**EXERCISE AIM:** In the material below, the lines containing the word "CERVEJA" are required; copy each of them.

Stored data entries:
========

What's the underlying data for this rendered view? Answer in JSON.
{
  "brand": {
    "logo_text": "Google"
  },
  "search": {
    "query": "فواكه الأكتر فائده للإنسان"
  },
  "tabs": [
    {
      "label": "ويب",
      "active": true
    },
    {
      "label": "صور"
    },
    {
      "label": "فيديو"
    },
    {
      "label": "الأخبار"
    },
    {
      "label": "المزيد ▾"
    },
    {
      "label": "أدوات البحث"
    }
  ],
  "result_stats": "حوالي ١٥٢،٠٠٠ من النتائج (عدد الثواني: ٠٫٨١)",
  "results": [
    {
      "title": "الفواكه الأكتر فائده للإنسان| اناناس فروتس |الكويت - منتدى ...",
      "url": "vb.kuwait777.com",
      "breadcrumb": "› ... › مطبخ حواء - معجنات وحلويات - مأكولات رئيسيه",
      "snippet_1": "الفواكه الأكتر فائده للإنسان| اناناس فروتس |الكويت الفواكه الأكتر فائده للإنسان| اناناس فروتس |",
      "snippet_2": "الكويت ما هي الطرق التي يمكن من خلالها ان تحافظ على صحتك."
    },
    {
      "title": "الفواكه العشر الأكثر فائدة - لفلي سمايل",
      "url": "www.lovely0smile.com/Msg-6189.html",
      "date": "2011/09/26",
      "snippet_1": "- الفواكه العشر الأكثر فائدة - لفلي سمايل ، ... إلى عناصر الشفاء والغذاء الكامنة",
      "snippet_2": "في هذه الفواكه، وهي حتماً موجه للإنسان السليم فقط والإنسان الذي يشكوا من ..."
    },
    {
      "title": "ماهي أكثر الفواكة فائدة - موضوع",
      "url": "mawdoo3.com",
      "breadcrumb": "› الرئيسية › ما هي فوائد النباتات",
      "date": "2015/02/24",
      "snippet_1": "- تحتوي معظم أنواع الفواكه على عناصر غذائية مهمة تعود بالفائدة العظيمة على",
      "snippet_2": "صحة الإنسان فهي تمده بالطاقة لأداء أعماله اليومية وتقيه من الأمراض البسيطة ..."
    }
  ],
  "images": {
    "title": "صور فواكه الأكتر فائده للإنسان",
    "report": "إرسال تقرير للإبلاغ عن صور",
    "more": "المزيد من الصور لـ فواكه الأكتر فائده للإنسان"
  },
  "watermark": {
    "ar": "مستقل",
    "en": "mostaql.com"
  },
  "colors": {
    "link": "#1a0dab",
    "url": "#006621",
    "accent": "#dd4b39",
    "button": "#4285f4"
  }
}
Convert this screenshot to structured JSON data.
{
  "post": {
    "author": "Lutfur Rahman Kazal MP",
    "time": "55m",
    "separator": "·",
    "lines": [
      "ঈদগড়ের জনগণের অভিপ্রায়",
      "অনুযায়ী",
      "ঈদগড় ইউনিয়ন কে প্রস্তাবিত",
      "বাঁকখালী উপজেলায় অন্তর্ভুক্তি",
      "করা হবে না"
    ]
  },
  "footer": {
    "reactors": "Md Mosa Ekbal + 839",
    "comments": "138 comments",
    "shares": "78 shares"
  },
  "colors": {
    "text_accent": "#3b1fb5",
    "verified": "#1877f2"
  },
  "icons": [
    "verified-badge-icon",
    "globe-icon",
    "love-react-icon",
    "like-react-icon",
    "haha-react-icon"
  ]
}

========

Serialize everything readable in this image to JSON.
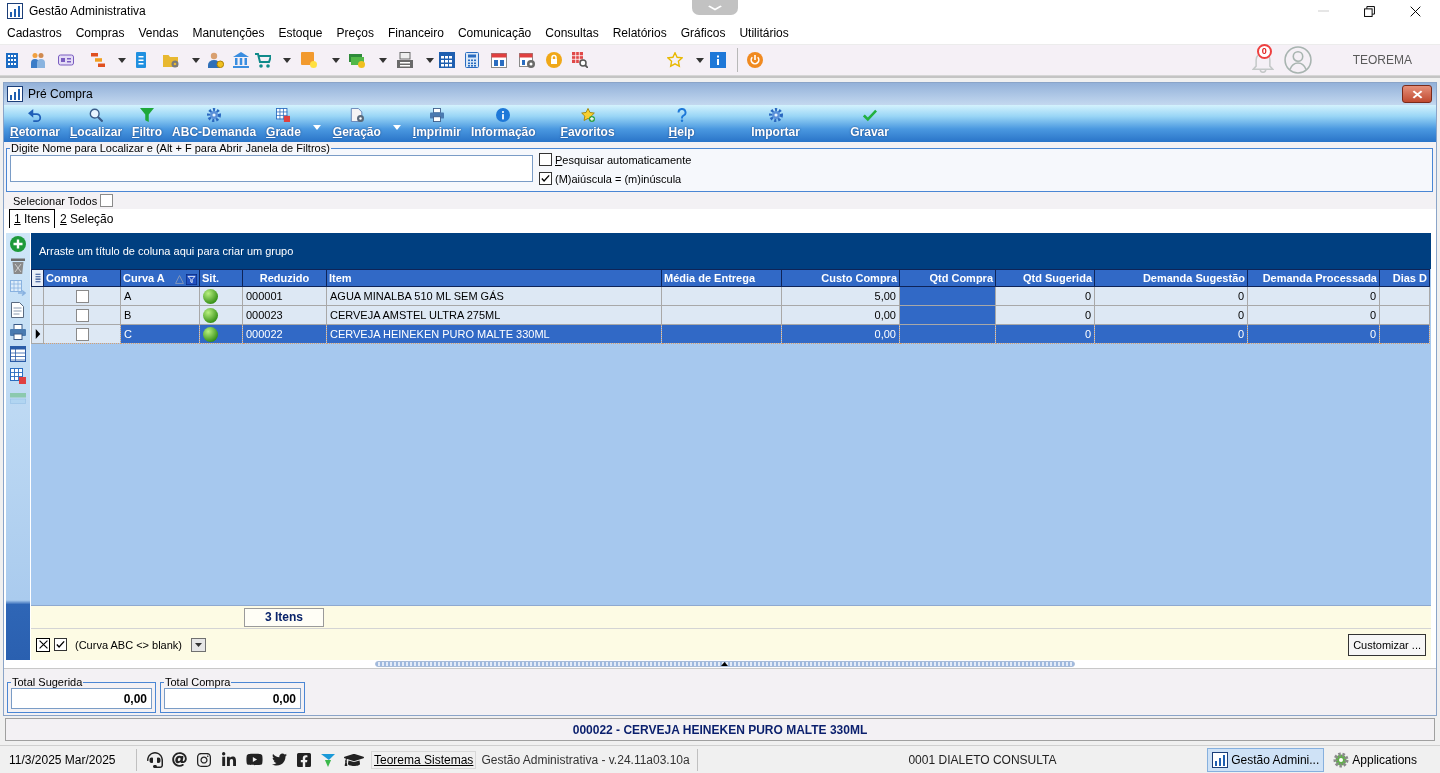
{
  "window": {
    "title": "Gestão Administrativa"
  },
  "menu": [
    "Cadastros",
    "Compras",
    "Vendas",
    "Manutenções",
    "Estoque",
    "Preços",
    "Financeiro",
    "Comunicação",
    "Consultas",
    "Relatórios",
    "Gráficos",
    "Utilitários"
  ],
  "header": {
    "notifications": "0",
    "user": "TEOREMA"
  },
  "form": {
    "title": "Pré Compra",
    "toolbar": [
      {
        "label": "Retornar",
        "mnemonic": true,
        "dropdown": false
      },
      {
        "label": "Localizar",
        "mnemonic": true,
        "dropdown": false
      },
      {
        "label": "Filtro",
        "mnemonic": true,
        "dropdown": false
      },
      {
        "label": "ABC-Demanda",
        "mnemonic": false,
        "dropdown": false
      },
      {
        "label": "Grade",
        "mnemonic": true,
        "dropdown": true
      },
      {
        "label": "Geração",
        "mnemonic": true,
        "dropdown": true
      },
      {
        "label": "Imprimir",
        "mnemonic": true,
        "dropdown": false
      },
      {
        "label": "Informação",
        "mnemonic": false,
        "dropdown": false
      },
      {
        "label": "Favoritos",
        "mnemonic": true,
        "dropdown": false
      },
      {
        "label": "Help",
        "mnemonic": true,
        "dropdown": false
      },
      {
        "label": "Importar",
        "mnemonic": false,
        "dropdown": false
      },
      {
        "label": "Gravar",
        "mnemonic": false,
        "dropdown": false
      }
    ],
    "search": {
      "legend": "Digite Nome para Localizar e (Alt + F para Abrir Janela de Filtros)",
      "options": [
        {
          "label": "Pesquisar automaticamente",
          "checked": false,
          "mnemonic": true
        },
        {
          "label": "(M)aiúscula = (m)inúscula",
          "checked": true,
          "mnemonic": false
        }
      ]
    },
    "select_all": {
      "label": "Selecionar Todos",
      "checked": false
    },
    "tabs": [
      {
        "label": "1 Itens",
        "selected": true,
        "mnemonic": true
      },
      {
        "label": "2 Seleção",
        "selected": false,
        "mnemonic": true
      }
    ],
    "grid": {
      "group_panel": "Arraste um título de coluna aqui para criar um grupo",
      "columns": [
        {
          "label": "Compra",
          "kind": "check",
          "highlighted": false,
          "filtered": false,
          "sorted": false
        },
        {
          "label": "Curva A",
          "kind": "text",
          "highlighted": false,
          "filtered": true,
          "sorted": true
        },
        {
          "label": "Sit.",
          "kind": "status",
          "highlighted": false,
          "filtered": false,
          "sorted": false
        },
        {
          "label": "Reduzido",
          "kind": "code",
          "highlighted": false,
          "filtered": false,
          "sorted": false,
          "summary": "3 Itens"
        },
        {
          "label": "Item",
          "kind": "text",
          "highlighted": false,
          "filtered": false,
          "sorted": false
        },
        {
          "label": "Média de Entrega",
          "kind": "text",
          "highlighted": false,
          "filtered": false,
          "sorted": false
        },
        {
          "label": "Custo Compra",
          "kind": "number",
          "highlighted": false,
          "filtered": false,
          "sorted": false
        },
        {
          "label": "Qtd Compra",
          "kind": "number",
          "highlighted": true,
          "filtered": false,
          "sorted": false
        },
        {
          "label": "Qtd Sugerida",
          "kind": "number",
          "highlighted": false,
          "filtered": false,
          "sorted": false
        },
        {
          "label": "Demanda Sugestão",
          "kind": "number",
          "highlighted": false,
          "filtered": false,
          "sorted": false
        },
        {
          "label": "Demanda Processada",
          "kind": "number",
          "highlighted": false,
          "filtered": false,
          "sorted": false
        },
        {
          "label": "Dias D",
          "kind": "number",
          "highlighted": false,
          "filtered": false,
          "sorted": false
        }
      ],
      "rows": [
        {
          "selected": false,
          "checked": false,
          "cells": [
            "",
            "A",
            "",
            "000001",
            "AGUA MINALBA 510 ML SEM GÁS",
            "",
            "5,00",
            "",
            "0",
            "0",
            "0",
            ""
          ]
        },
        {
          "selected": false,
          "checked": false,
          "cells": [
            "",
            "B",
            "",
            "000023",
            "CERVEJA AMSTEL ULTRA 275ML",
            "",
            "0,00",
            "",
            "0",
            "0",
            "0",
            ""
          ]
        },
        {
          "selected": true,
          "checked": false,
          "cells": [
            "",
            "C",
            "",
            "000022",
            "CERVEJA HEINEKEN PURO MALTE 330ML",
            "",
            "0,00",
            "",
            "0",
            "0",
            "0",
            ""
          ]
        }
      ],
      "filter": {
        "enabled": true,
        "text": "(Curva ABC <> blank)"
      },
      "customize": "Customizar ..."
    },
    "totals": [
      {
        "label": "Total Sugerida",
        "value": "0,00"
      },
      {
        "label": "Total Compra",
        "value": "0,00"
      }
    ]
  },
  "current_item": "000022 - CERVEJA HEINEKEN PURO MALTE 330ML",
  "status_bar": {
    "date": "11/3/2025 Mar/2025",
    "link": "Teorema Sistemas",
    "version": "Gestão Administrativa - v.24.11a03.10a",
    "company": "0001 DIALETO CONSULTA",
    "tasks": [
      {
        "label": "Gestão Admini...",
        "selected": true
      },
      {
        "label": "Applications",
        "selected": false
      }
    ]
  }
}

========

**RESULT:**
            "CERVEJA AMSTEL ULTRA 275ML",
            "CERVEJA HEINEKEN PURO MALTE 330ML",
  "current_item": "000022 - CERVEJA HEINEKEN PURO MALTE 330ML",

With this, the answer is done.